--- START ---

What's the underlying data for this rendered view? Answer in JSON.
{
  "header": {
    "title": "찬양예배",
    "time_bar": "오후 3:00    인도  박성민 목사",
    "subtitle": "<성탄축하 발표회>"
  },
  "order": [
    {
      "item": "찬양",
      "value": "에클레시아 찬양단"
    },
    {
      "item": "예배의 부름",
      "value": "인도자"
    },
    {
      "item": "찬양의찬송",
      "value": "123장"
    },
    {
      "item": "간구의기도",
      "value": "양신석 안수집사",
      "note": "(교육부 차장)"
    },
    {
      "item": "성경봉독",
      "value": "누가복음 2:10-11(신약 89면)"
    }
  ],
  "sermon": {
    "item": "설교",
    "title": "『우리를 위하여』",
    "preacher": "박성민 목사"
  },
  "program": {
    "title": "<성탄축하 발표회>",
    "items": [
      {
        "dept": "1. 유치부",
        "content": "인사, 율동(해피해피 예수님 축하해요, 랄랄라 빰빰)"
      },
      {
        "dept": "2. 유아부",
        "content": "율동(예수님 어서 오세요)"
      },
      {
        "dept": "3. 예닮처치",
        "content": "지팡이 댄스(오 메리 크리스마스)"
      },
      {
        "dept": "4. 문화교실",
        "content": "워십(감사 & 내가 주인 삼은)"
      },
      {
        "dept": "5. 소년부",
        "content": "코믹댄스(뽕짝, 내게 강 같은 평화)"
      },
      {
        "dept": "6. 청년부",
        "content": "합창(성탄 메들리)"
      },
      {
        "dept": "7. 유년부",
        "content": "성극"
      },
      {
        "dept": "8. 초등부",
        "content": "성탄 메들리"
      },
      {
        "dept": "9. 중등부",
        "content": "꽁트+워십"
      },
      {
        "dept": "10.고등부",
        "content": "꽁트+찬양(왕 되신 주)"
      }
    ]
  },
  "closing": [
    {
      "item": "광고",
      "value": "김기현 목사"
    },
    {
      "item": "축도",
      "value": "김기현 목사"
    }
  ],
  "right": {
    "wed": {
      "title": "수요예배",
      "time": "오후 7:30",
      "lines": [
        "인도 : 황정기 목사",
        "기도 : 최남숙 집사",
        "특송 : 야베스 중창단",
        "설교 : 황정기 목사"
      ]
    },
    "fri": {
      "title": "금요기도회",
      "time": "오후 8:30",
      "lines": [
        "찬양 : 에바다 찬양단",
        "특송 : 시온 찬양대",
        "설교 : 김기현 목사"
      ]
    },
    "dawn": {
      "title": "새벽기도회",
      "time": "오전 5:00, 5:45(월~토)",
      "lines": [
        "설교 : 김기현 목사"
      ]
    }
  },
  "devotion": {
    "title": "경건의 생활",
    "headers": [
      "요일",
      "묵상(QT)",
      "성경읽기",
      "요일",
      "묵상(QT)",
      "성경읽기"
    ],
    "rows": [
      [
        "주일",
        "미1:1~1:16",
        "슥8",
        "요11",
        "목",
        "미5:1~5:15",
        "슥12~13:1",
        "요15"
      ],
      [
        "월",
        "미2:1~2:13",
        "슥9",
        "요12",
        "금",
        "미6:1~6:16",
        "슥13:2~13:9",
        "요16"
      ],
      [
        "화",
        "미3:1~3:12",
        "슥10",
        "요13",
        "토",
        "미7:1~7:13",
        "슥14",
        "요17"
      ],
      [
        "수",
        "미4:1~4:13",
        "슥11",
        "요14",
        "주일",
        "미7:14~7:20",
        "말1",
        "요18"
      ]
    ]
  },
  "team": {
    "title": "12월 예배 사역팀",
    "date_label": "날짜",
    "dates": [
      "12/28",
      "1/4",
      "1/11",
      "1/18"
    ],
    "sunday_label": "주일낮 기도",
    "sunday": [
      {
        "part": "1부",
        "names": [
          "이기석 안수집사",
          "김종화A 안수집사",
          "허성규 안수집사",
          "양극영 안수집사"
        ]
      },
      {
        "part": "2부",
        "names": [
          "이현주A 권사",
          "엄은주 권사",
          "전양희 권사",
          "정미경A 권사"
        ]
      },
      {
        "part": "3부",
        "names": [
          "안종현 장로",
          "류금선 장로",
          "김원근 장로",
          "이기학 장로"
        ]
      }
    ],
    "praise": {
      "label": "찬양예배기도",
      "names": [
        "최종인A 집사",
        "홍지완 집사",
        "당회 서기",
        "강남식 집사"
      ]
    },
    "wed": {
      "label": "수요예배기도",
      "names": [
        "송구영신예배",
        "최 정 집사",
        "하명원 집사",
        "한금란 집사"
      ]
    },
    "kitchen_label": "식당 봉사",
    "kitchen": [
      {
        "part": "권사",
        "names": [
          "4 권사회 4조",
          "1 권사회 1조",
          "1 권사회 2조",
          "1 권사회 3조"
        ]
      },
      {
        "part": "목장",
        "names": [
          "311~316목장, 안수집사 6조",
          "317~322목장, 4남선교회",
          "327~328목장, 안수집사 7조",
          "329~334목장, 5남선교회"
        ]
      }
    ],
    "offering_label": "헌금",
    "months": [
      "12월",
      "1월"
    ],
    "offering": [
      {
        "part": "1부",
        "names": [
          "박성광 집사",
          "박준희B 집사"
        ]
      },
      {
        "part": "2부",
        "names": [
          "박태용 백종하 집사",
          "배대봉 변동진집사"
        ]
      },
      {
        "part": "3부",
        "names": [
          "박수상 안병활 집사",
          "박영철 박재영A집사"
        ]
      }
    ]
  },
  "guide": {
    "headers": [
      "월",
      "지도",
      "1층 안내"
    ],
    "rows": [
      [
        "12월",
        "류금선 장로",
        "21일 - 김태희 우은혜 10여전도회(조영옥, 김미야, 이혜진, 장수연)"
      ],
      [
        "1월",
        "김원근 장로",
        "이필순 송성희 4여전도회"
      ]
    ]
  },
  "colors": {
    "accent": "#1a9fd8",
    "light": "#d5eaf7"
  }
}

--- END ---

## [TO DO]
Retype the data in full and match it exactly.

## [OUTPUT BELOW]
What's the underlying data for this rendered view? Answer in JSON.
{
  "header": {
    "title": "찬양예배",
    "time_bar": "오후 3:00    인도  박성민 목사",
    "subtitle": "<성탄축하 발표회>"
  },
  "order": [
    {
      "item": "찬양",
      "value": "에클레시아 찬양단"
    },
    {
      "item": "예배의 부름",
      "value": "인도자"
    },
    {
      "item": "찬양의찬송",
      "value": "123장"
    },
    {
      "item": "간구의기도",
      "value": "양신석 안수집사",
      "note": "(교육부 차장)"
    },
    {
      "item": "성경봉독",
      "value": "누가복음 2:10-11(신약 89면)"
    }
  ],
  "sermon": {
    "item": "설교",
    "title": "『우리를 위하여』",
    "preacher": "박성민 목사"
  },
  "program": {
    "title": "<성탄축하 발표회>",
    "items": [
      {
        "dept": "1. 유치부",
        "content": "인사, 율동(해피해피 예수님 축하해요, 랄랄라 빰빰)"
      },
      {
        "dept": "2. 유아부",
        "content": "율동(예수님 어서 오세요)"
      },
      {
        "dept": "3. 예닮처치",
        "content": "지팡이 댄스(오 메리 크리스마스)"
      },
      {
        "dept": "4. 문화교실",
        "content": "워십(감사 & 내가 주인 삼은)"
      },
      {
        "dept": "5. 소년부",
        "content": "코믹댄스(뽕짝, 내게 강 같은 평화)"
      },
      {
        "dept": "6. 청년부",
        "content": "합창(성탄 메들리)"
      },
      {
        "dept": "7. 유년부",
        "content": "성극"
      },
      {
        "dept": "8. 초등부",
        "content": "성탄 메들리"
      },
      {
        "dept": "9. 중등부",
        "content": "꽁트+워십"
      },
      {
        "dept": "10.고등부",
        "content": "꽁트+찬양(왕 되신 주)"
      }
    ]
  },
  "closing": [
    {
      "item": "광고",
      "value": "김기현 목사"
    },
    {
      "item": "축도",
      "value": "김기현 목사"
    }
  ],
  "right": {
    "wed": {
      "title": "수요예배",
      "time": "오후 7:30",
      "lines": [
        "인도 : 황정기 목사",
        "기도 : 최남숙 집사",
        "특송 : 야베스 중창단",
        "설교 : 황정기 목사"
      ]
    },
    "fri": {
      "title": "금요기도회",
      "time": "오후 8:30",
      "lines": [
        "찬양 : 에바다 찬양단",
        "특송 : 시온 찬양대",
        "설교 : 김기현 목사"
      ]
    },
    "dawn": {
      "title": "새벽기도회",
      "time": "오전 5:00, 5:45(월~토)",
      "lines": [
        "설교 : 김기현 목사"
      ]
    }
  },
  "devotion": {
    "title": "경건의 생활",
    "headers": [
      "요일",
      "묵상(QT)",
      "성경읽기",
      "요일",
      "묵상(QT)",
      "성경읽기"
    ],
    "rows": [
      [
        "주일",
        "미1:1~1:16",
        "슥8",
        "요11",
        "목",
        "미5:1~5:15",
        "슥12~13:1",
        "요15"
      ],
      [
        "월",
        "미2:1~2:13",
        "슥9",
        "요12",
        "금",
        "미6:1~6:16",
        "슥13:2~13:9",
        "요16"
      ],
      [
        "화",
        "미3:1~3:12",
        "슥10",
        "요13",
        "토",
        "미7:1~7:13",
        "슥14",
        "요17"
      ],
      [
        "수",
        "미4:1~4:13",
        "슥11",
        "요14",
        "주일",
        "미7:14~7:20",
        "말1",
        "요18"
      ]
    ]
  },
  "team": {
    "title": "12월 예배 사역팀",
    "date_label": "날짜",
    "dates": [
      "12/28",
      "1/4",
      "1/11",
      "1/18"
    ],
    "sunday_label": "주일낮 기도",
    "sunday": [
      {
        "part": "1부",
        "names": [
          "이기석 안수집사",
          "김종화A 안수집사",
          "허성규 안수집사",
          "양극영 안수집사"
        ]
      },
      {
        "part": "2부",
        "names": [
          "이현주A 권사",
          "엄은주 권사",
          "전양희 권사",
          "정미경A 권사"
        ]
      },
      {
        "part": "3부",
        "names": [
          "안종현 장로",
          "류금선 장로",
          "김원근 장로",
          "이기학 장로"
        ]
      }
    ],
    "praise": {
      "label": "찬양예배기도",
      "names": [
        "최종인A 집사",
        "홍지완 집사",
        "당회 서기",
        "강남식 집사"
      ]
    },
    "wed": {
      "label": "수요예배기도",
      "names": [
        "송구영신예배",
        "최 정 집사",
        "하명원 집사",
        "한금란 집사"
      ]
    },
    "kitchen_label": "식당 봉사",
    "kitchen": [
      {
        "part": "권사",
        "names": [
          "4 권사회 4조",
          "1 권사회 1조",
          "1 권사회 2조",
          "1 권사회 3조"
        ]
      },
      {
        "part": "목장",
        "names": [
          "311~316목장, 안수집사 6조",
          "317~322목장, 4남선교회",
          "327~328목장, 안수집사 7조",
          "329~334목장, 5남선교회"
        ]
      }
    ],
    "offering_label": "헌금",
    "months": [
      "12월",
      "1월"
    ],
    "offering": [
      {
        "part": "1부",
        "names": [
          "박성광 집사",
          "박준희B 집사"
        ]
      },
      {
        "part": "2부",
        "names": [
          "박태용 백종하 집사",
          "배대봉 변동진집사"
        ]
      },
      {
        "part": "3부",
        "names": [
          "박수상 안병활 집사",
          "박영철 박재영A집사"
        ]
      }
    ]
  },
  "guide": {
    "headers": [
      "월",
      "지도",
      "1층 안내"
    ],
    "rows": [
      [
        "12월",
        "류금선 장로",
        "21일 - 김태희 우은혜 10여전도회(조영옥, 김미야, 이혜진, 장수연)"
      ],
      [
        "1월",
        "김원근 장로",
        "이필순 송성희 4여전도회"
      ]
    ]
  },
  "colors": {
    "accent": "#1a9fd8",
    "light": "#d5eaf7"
  }
}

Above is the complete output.